Requirement:
Repeat each line exactly as it is written.

• • • • •

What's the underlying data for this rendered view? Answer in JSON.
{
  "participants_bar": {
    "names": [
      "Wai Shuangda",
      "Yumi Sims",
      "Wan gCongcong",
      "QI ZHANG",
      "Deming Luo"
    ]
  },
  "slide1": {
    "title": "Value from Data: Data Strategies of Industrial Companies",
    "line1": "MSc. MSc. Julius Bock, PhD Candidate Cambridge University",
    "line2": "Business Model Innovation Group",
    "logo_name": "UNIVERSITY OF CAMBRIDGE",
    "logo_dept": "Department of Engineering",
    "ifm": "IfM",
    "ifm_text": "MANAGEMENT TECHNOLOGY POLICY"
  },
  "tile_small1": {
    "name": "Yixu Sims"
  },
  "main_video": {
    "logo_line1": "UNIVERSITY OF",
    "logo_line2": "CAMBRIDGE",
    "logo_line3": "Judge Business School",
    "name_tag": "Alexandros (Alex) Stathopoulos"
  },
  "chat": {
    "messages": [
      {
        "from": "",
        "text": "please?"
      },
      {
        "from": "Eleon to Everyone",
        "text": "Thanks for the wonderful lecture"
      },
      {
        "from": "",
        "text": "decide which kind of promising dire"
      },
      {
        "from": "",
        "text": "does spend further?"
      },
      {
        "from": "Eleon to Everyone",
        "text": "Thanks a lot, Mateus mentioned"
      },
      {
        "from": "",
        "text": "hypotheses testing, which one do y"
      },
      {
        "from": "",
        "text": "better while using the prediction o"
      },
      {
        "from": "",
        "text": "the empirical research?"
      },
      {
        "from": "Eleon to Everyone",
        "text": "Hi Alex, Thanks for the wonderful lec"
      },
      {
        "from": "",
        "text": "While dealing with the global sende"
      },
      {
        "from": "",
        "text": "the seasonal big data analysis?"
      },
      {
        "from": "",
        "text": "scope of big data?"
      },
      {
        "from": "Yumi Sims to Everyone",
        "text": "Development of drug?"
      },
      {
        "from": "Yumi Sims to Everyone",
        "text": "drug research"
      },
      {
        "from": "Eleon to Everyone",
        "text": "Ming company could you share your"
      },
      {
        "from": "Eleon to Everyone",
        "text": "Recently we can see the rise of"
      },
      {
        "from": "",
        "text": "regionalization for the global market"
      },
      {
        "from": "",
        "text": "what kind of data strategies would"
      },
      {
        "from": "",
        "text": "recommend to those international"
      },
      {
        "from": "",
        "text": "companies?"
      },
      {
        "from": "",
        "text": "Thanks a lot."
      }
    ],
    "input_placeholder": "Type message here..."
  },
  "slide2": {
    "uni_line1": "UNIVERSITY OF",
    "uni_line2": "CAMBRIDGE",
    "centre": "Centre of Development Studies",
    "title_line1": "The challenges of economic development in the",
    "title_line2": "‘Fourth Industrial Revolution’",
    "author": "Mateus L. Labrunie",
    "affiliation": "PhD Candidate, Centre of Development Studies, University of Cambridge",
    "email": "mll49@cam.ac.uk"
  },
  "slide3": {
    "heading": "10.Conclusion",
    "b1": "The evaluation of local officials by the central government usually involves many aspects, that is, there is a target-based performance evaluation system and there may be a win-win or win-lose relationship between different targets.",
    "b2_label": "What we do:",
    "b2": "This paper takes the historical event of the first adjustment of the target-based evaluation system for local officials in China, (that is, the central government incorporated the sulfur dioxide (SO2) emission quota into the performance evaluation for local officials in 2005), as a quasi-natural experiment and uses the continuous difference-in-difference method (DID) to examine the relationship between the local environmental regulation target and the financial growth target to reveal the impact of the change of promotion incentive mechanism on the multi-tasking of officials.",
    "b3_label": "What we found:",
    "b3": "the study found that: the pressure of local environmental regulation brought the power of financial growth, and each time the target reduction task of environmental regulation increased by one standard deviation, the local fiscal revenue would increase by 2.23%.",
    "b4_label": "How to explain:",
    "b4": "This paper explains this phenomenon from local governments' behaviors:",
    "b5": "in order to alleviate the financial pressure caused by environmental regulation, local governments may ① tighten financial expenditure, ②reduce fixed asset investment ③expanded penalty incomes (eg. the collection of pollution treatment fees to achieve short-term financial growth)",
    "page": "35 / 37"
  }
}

• • • • •

Solved problem:
What's the underlying data for this rendered view? Answer in JSON.
{
  "participants_bar": {
    "names": [
      "Wai Shuangda",
      "Yumi Sims",
      "Wan gCongcong",
      "QI ZHANG",
      "Deming Luo"
    ]
  },
  "slide1": {
    "title": "Value from Data: Data Strategies of Industrial Companies",
    "line1": "MSc. MSc. Julius Bock, PhD Candidate Cambridge University",
    "line2": "Business Model Innovation Group",
    "logo_name": "UNIVERSITY OF CAMBRIDGE",
    "logo_dept": "Department of Engineering",
    "ifm": "IfM",
    "ifm_text": "MANAGEMENT TECHNOLOGY POLICY"
  },
  "tile_small1": {
    "name": "Yixu Sims"
  },
  "main_video": {
    "logo_line1": "UNIVERSITY OF",
    "logo_line2": "CAMBRIDGE",
    "logo_line3": "Judge Business School",
    "name_tag": "Alexandros (Alex) Stathopoulos"
  },
  "chat": {
    "messages": [
      {
        "from": "",
        "text": "please?"
      },
      {
        "from": "Eleon to Everyone",
        "text": "Thanks for the wonderful lecture"
      },
      {
        "from": "",
        "text": "decide which kind of promising dire"
      },
      {
        "from": "",
        "text": "does spend further?"
      },
      {
        "from": "Eleon to Everyone",
        "text": "Thanks a lot, Mateus mentioned"
      },
      {
        "from": "",
        "text": "hypotheses testing, which one do y"
      },
      {
        "from": "",
        "text": "better while using the prediction o"
      },
      {
        "from": "",
        "text": "the empirical research?"
      },
      {
        "from": "Eleon to Everyone",
        "text": "Hi Alex, Thanks for the wonderful lec"
      },
      {
        "from": "",
        "text": "While dealing with the global sende"
      },
      {
        "from": "",
        "text": "the seasonal big data analysis?"
      },
      {
        "from": "",
        "text": "scope of big data?"
      },
      {
        "from": "Yumi Sims to Everyone",
        "text": "Development of drug?"
      },
      {
        "from": "Yumi Sims to Everyone",
        "text": "drug research"
      },
      {
        "from": "Eleon to Everyone",
        "text": "Ming company could you share your"
      },
      {
        "from": "Eleon to Everyone",
        "text": "Recently we can see the rise of"
      },
      {
        "from": "",
        "text": "regionalization for the global market"
      },
      {
        "from": "",
        "text": "what kind of data strategies would"
      },
      {
        "from": "",
        "text": "recommend to those international"
      },
      {
        "from": "",
        "text": "companies?"
      },
      {
        "from": "",
        "text": "Thanks a lot."
      }
    ],
    "input_placeholder": "Type message here..."
  },
  "slide2": {
    "uni_line1": "UNIVERSITY OF",
    "uni_line2": "CAMBRIDGE",
    "centre": "Centre of Development Studies",
    "title_line1": "The challenges of economic development in the",
    "title_line2": "‘Fourth Industrial Revolution’",
    "author": "Mateus L. Labrunie",
    "affiliation": "PhD Candidate, Centre of Development Studies, University of Cambridge",
    "email": "mll49@cam.ac.uk"
  },
  "slide3": {
    "heading": "10.Conclusion",
    "b1": "The evaluation of local officials by the central government usually involves many aspects, that is, there is a target-based performance evaluation system and there may be a win-win or win-lose relationship between different targets.",
    "b2_label": "What we do:",
    "b2": "This paper takes the historical event of the first adjustment of the target-based evaluation system for local officials in China, (that is, the central government incorporated the sulfur dioxide (SO2) emission quota into the performance evaluation for local officials in 2005), as a quasi-natural experiment and uses the continuous difference-in-difference method (DID) to examine the relationship between the local environmental regulation target and the financial growth target to reveal the impact of the change of promotion incentive mechanism on the multi-tasking of officials.",
    "b3_label": "What we found:",
    "b3": "the study found that: the pressure of local environmental regulation brought the power of financial growth, and each time the target reduction task of environmental regulation increased by one standard deviation, the local fiscal revenue would increase by 2.23%.",
    "b4_label": "How to explain:",
    "b4": "This paper explains this phenomenon from local governments' behaviors:",
    "b5": "in order to alleviate the financial pressure caused by environmental regulation, local governments may ① tighten financial expenditure, ②reduce fixed asset investment ③expanded penalty incomes (eg. the collection of pollution treatment fees to achieve short-term financial growth)",
    "page": "35 / 37"
  }
}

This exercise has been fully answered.